_Your task:_ Count up the lines in the following listing that hold the word "форме", then give only that count.

_Records supplied:_

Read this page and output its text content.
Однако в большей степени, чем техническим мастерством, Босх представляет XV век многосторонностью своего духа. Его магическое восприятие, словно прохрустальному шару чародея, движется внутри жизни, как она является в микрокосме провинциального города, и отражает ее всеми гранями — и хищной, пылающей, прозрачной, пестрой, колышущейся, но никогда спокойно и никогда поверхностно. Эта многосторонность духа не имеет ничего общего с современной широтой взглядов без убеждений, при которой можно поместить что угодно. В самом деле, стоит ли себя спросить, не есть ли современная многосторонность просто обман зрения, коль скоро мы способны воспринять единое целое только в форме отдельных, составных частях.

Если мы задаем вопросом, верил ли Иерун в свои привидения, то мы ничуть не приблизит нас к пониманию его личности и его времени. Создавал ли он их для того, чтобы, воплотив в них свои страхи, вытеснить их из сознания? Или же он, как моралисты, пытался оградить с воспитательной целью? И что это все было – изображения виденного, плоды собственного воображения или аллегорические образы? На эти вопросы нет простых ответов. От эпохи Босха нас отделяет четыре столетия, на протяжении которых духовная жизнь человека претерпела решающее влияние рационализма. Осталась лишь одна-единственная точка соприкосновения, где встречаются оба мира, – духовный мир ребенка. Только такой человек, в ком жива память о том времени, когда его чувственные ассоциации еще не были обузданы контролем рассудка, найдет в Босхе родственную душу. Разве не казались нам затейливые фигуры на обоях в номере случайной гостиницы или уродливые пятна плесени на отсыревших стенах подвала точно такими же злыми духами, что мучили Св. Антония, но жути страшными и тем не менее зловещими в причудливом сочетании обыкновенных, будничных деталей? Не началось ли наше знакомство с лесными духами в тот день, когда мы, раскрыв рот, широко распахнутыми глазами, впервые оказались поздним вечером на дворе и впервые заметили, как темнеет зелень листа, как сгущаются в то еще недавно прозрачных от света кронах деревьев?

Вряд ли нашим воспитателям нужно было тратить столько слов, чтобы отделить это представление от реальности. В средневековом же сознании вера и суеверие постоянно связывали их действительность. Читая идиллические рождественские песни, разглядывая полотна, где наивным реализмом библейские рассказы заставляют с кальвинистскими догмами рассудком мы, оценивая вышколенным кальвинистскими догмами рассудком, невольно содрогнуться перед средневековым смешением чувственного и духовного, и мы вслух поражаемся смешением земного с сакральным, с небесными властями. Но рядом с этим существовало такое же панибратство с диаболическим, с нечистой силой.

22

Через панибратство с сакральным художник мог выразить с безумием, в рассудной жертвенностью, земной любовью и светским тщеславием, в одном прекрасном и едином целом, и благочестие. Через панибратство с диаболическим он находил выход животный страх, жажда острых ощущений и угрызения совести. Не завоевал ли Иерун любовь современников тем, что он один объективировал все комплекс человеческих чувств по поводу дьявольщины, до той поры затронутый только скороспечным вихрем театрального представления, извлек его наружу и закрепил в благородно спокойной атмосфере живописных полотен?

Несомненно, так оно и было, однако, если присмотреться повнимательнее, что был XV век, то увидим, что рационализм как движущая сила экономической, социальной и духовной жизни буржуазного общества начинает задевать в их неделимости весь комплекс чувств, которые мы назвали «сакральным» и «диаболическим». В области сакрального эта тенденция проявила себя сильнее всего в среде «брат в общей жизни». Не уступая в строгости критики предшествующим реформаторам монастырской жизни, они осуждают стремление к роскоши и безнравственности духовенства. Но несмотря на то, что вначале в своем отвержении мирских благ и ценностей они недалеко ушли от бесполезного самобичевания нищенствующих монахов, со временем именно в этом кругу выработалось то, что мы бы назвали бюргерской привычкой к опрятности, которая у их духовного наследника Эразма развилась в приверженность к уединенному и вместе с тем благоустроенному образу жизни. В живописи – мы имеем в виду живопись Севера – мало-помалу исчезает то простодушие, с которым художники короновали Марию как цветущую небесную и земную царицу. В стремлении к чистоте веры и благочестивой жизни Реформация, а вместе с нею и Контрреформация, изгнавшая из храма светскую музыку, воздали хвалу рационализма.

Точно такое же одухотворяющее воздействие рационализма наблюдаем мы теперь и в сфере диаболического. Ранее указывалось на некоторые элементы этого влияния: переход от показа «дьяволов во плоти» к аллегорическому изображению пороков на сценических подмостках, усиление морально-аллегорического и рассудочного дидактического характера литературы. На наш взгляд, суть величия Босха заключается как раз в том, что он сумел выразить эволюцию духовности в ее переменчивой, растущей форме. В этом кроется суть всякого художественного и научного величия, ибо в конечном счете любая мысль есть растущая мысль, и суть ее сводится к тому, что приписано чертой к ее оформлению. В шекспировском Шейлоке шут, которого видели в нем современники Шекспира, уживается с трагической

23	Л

_Answer for the task:_ 2